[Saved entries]
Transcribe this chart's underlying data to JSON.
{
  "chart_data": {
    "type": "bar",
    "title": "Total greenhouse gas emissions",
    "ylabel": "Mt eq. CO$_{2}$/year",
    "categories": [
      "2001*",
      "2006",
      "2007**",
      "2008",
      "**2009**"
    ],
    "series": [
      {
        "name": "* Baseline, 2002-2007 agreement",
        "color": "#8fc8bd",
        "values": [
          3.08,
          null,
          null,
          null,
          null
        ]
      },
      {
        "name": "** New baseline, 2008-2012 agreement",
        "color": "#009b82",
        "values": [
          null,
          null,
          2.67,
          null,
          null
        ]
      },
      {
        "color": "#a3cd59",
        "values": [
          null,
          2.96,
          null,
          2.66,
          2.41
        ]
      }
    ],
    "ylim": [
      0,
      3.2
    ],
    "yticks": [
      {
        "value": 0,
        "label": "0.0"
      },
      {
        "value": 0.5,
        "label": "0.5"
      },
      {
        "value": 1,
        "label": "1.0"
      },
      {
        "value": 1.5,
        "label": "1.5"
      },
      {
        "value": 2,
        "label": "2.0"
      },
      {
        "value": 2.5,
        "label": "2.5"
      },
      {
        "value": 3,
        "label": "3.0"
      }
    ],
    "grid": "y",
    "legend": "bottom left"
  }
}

→ **Written task**: Reproduce the listing above word for word.

→ **Result of this task**:
Transcribe this chart's underlying data to JSON.
{
  "chart_data": {
    "type": "bar",
    "title": "Total greenhouse gas emissions",
    "ylabel": "Mt eq. CO$_{2}$/year",
    "categories": [
      "2001*",
      "2006",
      "2007**",
      "2008",
      "**2009**"
    ],
    "series": [
      {
        "name": "* Baseline, 2002-2007 agreement",
        "color": "#8fc8bd",
        "values": [
          3.08,
          null,
          null,
          null,
          null
        ]
      },
      {
        "name": "** New baseline, 2008-2012 agreement",
        "color": "#009b82",
        "values": [
          null,
          null,
          2.67,
          null,
          null
        ]
      },
      {
        "color": "#a3cd59",
        "values": [
          null,
          2.96,
          null,
          2.66,
          2.41
        ]
      }
    ],
    "ylim": [
      0,
      3.2
    ],
    "yticks": [
      {
        "value": 0,
        "label": "0.0"
      },
      {
        "value": 0.5,
        "label": "0.5"
      },
      {
        "value": 1,
        "label": "1.0"
      },
      {
        "value": 1.5,
        "label": "1.5"
      },
      {
        "value": 2,
        "label": "2.0"
      },
      {
        "value": 2.5,
        "label": "2.5"
      },
      {
        "value": 3,
        "label": "3.0"
      }
    ],
    "grid": "y",
    "legend": "bottom left"
  }
}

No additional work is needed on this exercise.